**Aim**
Render every line of the listing below as a Markdown table with the columns Row and Listing line. Number the rows in order and omit any blank lines.

**Extracted entries**
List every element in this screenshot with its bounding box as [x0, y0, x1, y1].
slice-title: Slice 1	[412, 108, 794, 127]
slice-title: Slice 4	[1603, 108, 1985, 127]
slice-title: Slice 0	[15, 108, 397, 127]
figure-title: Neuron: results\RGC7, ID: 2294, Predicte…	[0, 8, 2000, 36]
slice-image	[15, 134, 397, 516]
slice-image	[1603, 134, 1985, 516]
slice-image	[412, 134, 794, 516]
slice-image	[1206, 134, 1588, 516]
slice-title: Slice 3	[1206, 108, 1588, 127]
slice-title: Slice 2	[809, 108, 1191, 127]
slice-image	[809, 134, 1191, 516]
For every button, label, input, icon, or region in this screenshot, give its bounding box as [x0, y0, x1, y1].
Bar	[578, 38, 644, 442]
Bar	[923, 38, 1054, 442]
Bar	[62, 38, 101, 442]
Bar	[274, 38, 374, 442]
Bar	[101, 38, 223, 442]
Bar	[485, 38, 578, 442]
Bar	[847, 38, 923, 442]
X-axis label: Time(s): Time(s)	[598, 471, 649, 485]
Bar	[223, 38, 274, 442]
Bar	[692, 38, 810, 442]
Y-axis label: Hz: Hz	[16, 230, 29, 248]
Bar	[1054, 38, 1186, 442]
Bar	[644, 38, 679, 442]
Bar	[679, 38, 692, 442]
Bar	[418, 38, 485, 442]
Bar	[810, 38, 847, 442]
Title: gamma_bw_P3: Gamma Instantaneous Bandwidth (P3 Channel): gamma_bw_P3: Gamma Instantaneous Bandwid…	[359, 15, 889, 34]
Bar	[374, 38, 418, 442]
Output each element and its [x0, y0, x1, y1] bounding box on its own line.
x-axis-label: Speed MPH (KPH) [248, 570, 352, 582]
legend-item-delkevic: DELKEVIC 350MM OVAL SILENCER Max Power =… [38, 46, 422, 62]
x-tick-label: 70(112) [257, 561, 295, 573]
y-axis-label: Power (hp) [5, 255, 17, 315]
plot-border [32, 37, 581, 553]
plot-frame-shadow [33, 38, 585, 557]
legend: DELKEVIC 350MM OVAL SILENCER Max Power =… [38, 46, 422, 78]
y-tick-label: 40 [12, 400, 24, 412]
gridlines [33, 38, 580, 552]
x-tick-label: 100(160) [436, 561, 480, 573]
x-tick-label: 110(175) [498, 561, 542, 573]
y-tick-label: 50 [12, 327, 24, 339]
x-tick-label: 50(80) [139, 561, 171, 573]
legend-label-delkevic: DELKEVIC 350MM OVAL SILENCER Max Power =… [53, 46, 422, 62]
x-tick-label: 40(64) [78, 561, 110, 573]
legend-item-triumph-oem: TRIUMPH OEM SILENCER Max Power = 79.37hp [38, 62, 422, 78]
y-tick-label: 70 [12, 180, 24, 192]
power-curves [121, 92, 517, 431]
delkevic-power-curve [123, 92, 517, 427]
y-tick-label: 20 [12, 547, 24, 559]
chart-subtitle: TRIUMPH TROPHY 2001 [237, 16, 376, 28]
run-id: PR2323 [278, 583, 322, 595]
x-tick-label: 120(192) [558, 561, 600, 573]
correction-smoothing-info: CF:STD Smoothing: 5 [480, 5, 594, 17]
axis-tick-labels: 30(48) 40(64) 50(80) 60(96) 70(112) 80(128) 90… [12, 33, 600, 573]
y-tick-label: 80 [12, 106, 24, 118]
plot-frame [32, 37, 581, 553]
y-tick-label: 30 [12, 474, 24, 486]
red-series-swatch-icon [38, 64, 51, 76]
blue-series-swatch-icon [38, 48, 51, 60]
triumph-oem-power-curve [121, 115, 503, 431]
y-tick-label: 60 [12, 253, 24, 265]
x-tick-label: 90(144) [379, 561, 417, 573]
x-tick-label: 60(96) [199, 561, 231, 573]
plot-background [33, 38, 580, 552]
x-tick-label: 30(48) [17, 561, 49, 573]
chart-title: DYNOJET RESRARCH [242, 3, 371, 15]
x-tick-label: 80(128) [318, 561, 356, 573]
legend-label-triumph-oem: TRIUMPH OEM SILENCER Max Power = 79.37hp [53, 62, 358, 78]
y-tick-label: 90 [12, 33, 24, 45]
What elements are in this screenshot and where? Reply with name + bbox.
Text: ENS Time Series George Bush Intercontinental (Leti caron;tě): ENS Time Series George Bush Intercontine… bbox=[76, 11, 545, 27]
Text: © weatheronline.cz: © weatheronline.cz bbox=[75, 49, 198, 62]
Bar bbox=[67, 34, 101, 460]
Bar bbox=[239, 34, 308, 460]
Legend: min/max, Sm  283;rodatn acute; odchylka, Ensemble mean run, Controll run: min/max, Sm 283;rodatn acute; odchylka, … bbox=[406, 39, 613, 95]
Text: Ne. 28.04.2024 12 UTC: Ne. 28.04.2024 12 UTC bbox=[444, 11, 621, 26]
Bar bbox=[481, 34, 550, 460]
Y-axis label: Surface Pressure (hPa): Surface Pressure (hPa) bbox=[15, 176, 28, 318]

**Solution**
| Row | Listing line |
|---|---|
| 1 | List every element in this screenshot with its bounding box as [x0, y0, x1, y1]. |
| 2 | slice-title: Slice 1	[412, 108, 794, 127] |
| 3 | slice-title: Slice 4	[1603, 108, 1985, 127] |
| 4 | slice-title: Slice 0	[15, 108, 397, 127] |
| 5 | figure-title: Neuron: results\RGC7, ID: 2294, Predicte…	[0, 8, 2000, 36] |
| 6 | slice-image	[15, 134, 397, 516] |
| 7 | slice-image	[1603, 134, 1985, 516] |
| 8 | slice-image	[412, 134, 794, 516] |
| 9 | slice-image	[1206, 134, 1588, 516] |
| 10 | slice-title: Slice 3	[1206, 108, 1588, 127] |
| 11 | slice-title: Slice 2	[809, 108, 1191, 127] |
| 12 | slice-image	[809, 134, 1191, 516] |
| 13 | For every button, label, input, icon, or region in this screenshot, give its bounding box as [x0, y0, x1, y1]. |
| 14 | Bar	[578, 38, 644, 442] |
| 15 | Bar	[923, 38, 1054, 442] |
| 16 | Bar	[62, 38, 101, 442] |
| 17 | Bar	[274, 38, 374, 442] |
| 18 | Bar	[101, 38, 223, 442] |
| 19 | Bar	[485, 38, 578, 442] |
| 20 | Bar	[847, 38, 923, 442] |
| 21 | X-axis label: Time(s): Time(s)	[598, 471, 649, 485] |
| 22 | Bar	[223, 38, 274, 442] |
| 23 | Bar	[692, 38, 810, 442] |
| 24 | Y-axis label: Hz: Hz	[16, 230, 29, 248] |
| 25 | Bar	[1054, 38, 1186, 442] |
| 26 | Bar	[644, 38, 679, 442] |
| 27 | Bar	[679, 38, 692, 442] |
| 28 | Bar	[418, 38, 485, 442] |
| 29 | Bar	[810, 38, 847, 442] |
| 30 | Title: gamma_bw_P3: Gamma Instantaneous Bandwidth (P3 Channel): gamma_bw_P3: Gamma Instantaneous Bandwid…	[359, 15, 889, 34] |
| 31 | Bar	[374, 38, 418, 442] |
| 32 | Output each element and its [x0, y0, x1, y1] bounding box on its own line. |
| 33 | x-axis-label: Speed MPH (KPH) [248, 570, 352, 582] |
| 34 | legend-item-delkevic: DELKEVIC 350MM OVAL SILENCER Max Power =… [38, 46, 422, 62] |
| 35 | x-tick-label: 70(112) [257, 561, 295, 573] |
| 36 | y-axis-label: Power (hp) [5, 255, 17, 315] |
| 37 | plot-border [32, 37, 581, 553] |
| 38 | plot-frame-shadow [33, 38, 585, 557] |
| 39 | legend: DELKEVIC 350MM OVAL SILENCER Max Power =… [38, 46, 422, 78] |
| 40 | y-tick-label: 40 [12, 400, 24, 412] |
| 41 | gridlines [33, 38, 580, 552] |
| 42 | x-tick-label: 100(160) [436, 561, 480, 573] |
| 43 | x-tick-label: 110(175) [498, 561, 542, 573] |
| 44 | y-tick-label: 50 [12, 327, 24, 339] |
| 45 | x-tick-label: 50(80) [139, 561, 171, 573] |
| 46 | legend-label-delkevic: DELKEVIC 350MM OVAL SILENCER Max Power =… [53, 46, 422, 62] |
| 47 | x-tick-label: 40(64) [78, 561, 110, 573] |
| 48 | legend-item-triumph-oem: TRIUMPH OEM SILENCER Max Power = 79.37hp [38, 62, 422, 78] |
| 49 | y-tick-label: 70 [12, 180, 24, 192] |
| 50 | power-curves [121, 92, 517, 431] |
| 51 | delkevic-power-curve [123, 92, 517, 427] |
| 52 | y-tick-label: 20 [12, 547, 24, 559] |
| 53 | chart-subtitle: TRIUMPH TROPHY 2001 [237, 16, 376, 28] |
| 54 | run-id: PR2323 [278, 583, 322, 595] |
| 55 | x-tick-label: 120(192) [558, 561, 600, 573] |
| 56 | correction-smoothing-info: CF:STD Smoothing: 5 [480, 5, 594, 17] |
| 57 | axis-tick-labels: 30(48) 40(64) 50(80) 60(96) 70(112) 80(128) 90… [12, 33, 600, 573] |
| 58 | y-tick-label: 80 [12, 106, 24, 118] |
| 59 | plot-frame [32, 37, 581, 553] |
| 60 | y-tick-label: 30 [12, 474, 24, 486] |
| 61 | red-series-swatch-icon [38, 64, 51, 76] |
| 62 | blue-series-swatch-icon [38, 48, 51, 60] |
| 63 | triumph-oem-power-curve [121, 115, 503, 431] |
| 64 | y-tick-label: 60 [12, 253, 24, 265] |
| 65 | x-tick-label: 90(144) [379, 561, 417, 573] |
| 66 | x-tick-label: 60(96) [199, 561, 231, 573] |
| 67 | plot-background [33, 38, 580, 552] |
| 68 | x-tick-label: 30(48) [17, 561, 49, 573] |
| 69 | chart-title: DYNOJET RESRARCH [242, 3, 371, 15] |
| 70 | x-tick-label: 80(128) [318, 561, 356, 573] |
| 71 | legend-label-triumph-oem: TRIUMPH OEM SILENCER Max Power = 79.37hp [53, 62, 358, 78] |
| 72 | y-tick-label: 90 [12, 33, 24, 45] |
| 73 | What elements are in this screenshot and where? Reply with name + bbox. |
| 74 | Text: ENS Time Series George Bush Intercontinental (Leti caron;tě): ENS Time Series George Bush Intercontine… bbox=[76, 11, 545, 27] |
| 75 | Text: © weatheronline.cz: © weatheronline.cz bbox=[75, 49, 198, 62] |
| 76 | Bar bbox=[67, 34, 101, 460] |
| 77 | Bar bbox=[239, 34, 308, 460] |
| 78 | Legend: min/max, Sm  283;rodatn acute; odchylka, Ensemble mean run, Controll run: min/max, Sm 283;rodatn acute; odchylka, … bbox=[406, 39, 613, 95] |
| 79 | Text: Ne. 28.04.2024 12 UTC: Ne. 28.04.2024 12 UTC bbox=[444, 11, 621, 26] |
| 80 | Bar bbox=[481, 34, 550, 460] |
| 81 | Y-axis label: Surface Pressure (hPa): Surface Pressure (hPa) bbox=[15, 176, 28, 318] |